-- Start --
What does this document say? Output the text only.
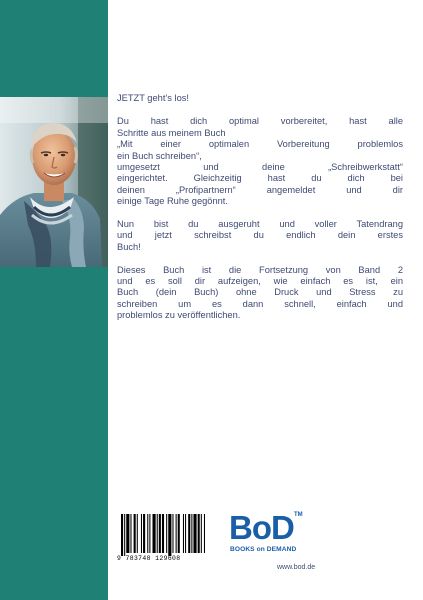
JETZT geht’s los!

Du hast dich optimal vorbereitet, hast alle
Schritte aus meinem Buch
„Mit einer optimalen Vorbereitung problemlos
ein Buch schreiben“,
umgesetzt und deine „Schreibwerkstatt“
eingerichtet. Gleichzeitig hast du dich bei
deinen „Profipartnern“ angemeldet und dir
einige Tage Ruhe gegönnt.

Nun bist du ausgeruht und voller Tatendrang
und jetzt schreibst du endlich dein erstes
Buch!

Dieses Buch ist die Fortsetzung von Band 2
und es soll dir aufzeigen, wie einfach es ist, ein
Buch (dein Buch) ohne Druck und Stress zu
schreiben um es dann schnell, einfach und
problemlos zu veröffentlichen.

9 783748 129608
BoD TM
BOOKS on DEMAND
www.bod.de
-- End --
▶ AIM OF THE EXERCISE
Work out how many lines of the data above hold the word "problemlos", and write only the count.

▶ FINAL ANSWER
2